Place the lines from the first one through the line containing "- small-menu-tx: TX: [107, 167, 175, 182]", inclusive, into a Markdown table with the columns Row and Line Text, numbering each row and omitting blank lines.

== Records supplied ==

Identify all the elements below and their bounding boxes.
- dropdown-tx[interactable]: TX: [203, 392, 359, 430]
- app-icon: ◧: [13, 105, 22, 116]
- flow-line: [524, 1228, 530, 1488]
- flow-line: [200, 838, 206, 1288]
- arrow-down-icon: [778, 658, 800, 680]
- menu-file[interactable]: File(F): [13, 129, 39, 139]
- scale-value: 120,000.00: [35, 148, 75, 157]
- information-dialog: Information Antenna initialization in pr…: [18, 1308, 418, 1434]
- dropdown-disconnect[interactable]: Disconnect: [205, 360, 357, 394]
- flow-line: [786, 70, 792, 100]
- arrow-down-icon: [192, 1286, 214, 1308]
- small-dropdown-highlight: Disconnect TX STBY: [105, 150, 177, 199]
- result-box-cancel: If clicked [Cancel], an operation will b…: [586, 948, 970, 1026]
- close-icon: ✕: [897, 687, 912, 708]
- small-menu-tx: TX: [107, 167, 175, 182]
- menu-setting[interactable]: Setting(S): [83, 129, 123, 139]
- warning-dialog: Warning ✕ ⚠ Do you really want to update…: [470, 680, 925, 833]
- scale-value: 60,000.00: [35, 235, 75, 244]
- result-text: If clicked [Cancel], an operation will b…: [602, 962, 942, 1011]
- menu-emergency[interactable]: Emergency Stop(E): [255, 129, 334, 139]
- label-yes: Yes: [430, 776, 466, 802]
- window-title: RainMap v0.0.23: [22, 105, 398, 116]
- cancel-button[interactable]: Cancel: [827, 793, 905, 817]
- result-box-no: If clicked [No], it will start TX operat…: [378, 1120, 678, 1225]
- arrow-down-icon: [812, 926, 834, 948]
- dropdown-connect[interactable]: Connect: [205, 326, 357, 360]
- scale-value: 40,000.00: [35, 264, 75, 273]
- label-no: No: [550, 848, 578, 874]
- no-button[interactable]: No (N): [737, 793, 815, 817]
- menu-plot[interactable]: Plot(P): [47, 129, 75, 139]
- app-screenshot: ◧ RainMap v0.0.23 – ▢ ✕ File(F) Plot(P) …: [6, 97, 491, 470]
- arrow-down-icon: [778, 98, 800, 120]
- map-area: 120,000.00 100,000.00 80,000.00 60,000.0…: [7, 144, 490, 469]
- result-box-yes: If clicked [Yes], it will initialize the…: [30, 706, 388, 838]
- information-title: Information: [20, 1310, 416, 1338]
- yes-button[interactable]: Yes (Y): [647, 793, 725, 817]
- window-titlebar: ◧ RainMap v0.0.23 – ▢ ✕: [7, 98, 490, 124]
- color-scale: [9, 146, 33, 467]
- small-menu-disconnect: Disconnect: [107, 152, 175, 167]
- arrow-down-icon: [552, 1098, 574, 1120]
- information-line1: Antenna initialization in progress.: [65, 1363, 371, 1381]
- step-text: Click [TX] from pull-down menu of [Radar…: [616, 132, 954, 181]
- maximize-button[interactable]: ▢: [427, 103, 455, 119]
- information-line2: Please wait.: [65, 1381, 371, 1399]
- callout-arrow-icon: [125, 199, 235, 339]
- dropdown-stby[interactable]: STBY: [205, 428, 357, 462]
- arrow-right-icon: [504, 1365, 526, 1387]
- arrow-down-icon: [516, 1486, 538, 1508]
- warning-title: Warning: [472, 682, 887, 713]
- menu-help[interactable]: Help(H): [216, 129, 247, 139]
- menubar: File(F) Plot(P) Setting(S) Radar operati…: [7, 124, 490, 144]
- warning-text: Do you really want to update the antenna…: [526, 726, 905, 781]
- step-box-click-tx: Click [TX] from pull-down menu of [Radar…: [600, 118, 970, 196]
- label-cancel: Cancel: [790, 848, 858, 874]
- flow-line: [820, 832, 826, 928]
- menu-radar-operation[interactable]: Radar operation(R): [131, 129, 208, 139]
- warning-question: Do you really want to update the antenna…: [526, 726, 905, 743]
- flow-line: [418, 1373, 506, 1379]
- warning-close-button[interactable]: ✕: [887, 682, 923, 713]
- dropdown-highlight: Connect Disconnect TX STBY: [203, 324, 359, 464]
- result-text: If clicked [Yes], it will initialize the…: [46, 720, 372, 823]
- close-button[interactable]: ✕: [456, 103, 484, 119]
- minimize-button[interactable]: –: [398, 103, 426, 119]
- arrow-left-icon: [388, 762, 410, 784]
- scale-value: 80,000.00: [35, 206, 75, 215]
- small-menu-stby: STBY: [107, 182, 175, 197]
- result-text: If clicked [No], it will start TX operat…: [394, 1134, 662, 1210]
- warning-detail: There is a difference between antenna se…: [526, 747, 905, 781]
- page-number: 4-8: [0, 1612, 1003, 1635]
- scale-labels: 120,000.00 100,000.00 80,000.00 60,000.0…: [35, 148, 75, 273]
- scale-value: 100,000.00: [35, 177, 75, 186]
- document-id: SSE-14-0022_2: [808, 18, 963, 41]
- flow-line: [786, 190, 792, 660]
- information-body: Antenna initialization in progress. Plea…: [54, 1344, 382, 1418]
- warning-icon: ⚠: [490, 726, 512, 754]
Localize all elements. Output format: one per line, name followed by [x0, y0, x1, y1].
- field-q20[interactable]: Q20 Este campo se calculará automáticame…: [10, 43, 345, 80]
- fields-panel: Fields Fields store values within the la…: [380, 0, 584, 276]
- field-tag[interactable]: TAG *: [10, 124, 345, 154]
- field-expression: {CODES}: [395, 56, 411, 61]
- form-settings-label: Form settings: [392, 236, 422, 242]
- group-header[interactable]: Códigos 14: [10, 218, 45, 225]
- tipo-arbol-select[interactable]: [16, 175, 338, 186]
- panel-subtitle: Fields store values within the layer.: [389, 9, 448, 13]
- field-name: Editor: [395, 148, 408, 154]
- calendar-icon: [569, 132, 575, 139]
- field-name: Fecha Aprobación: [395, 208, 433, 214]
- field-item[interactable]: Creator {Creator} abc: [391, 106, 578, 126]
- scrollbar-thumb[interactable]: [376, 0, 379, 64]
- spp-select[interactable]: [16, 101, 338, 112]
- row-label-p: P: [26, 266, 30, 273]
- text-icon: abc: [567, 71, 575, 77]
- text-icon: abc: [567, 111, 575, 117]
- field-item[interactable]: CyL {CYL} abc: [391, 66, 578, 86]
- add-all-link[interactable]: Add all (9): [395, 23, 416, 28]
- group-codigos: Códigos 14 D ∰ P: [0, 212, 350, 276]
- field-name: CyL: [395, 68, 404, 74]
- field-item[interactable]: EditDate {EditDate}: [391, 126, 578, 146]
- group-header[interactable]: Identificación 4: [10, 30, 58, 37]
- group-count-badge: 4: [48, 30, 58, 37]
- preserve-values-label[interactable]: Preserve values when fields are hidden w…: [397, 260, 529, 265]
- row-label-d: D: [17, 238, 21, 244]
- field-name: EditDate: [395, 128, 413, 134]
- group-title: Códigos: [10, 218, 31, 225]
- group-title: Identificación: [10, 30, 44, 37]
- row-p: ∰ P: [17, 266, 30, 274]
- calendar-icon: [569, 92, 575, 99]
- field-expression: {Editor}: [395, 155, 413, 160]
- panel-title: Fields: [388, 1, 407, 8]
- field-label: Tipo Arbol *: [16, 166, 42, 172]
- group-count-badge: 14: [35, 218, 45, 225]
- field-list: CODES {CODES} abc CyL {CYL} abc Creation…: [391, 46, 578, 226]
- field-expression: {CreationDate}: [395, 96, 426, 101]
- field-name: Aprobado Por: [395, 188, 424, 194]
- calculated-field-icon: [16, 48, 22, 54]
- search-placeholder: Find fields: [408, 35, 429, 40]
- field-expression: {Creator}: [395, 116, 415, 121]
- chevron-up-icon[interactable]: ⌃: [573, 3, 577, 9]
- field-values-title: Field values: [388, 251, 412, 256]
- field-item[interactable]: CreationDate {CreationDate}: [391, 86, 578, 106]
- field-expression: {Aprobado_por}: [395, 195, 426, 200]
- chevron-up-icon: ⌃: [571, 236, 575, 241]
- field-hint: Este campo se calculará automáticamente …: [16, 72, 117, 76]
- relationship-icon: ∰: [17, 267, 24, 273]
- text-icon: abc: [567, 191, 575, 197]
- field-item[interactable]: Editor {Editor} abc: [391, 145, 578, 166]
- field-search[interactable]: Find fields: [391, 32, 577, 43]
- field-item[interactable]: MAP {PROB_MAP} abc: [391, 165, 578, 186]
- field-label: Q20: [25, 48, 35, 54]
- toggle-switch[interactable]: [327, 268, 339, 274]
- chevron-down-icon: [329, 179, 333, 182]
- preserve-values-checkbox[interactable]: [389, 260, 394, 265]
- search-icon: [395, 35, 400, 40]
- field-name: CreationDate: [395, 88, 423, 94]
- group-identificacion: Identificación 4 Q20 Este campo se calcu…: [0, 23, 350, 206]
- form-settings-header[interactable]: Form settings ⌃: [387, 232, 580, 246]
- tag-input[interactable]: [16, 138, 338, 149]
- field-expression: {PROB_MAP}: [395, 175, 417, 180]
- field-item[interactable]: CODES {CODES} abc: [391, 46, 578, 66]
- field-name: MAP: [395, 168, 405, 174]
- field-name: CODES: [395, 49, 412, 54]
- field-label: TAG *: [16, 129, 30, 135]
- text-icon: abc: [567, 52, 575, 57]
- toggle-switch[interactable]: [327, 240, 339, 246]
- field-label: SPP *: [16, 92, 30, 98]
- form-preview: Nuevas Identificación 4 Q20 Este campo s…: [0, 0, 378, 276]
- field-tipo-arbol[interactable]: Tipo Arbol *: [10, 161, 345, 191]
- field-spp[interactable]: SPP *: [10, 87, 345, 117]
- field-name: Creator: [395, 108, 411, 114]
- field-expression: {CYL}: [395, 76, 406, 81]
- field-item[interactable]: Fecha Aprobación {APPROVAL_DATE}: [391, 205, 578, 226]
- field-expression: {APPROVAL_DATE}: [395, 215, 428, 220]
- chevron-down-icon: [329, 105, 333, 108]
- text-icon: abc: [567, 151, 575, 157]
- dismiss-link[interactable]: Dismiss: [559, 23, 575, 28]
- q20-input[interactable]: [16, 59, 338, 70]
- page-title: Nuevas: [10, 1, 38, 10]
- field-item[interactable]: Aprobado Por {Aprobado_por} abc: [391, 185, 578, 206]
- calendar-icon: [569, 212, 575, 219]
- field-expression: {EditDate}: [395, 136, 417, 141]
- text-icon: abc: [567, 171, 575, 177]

===

Output for this exercise:
| Row | Line Text |
|---|---|
| 1 | Identify all the elements below and their bounding boxes. |
| 2 | - dropdown-tx[interactable]: TX: [203, 392, 359, 430] |
| 3 | - app-icon: ◧: [13, 105, 22, 116] |
| 4 | - flow-line: [524, 1228, 530, 1488] |
| 5 | - flow-line: [200, 838, 206, 1288] |
| 6 | - arrow-down-icon: [778, 658, 800, 680] |
| 7 | - menu-file[interactable]: File(F): [13, 129, 39, 139] |
| 8 | - scale-value: 120,000.00: [35, 148, 75, 157] |
| 9 | - information-dialog: Information Antenna initialization in pr…: [18, 1308, 418, 1434] |
| 10 | - dropdown-disconnect[interactable]: Disconnect: [205, 360, 357, 394] |
| 11 | - flow-line: [786, 70, 792, 100] |
| 12 | - arrow-down-icon: [192, 1286, 214, 1308] |
| 13 | - small-dropdown-highlight: Disconnect TX STBY: [105, 150, 177, 199] |
| 14 | - result-box-cancel: If clicked [Cancel], an operation will b…: [586, 948, 970, 1026] |
| 15 | - close-icon: ✕: [897, 687, 912, 708] |
| 16 | - small-menu-tx: TX: [107, 167, 175, 182] |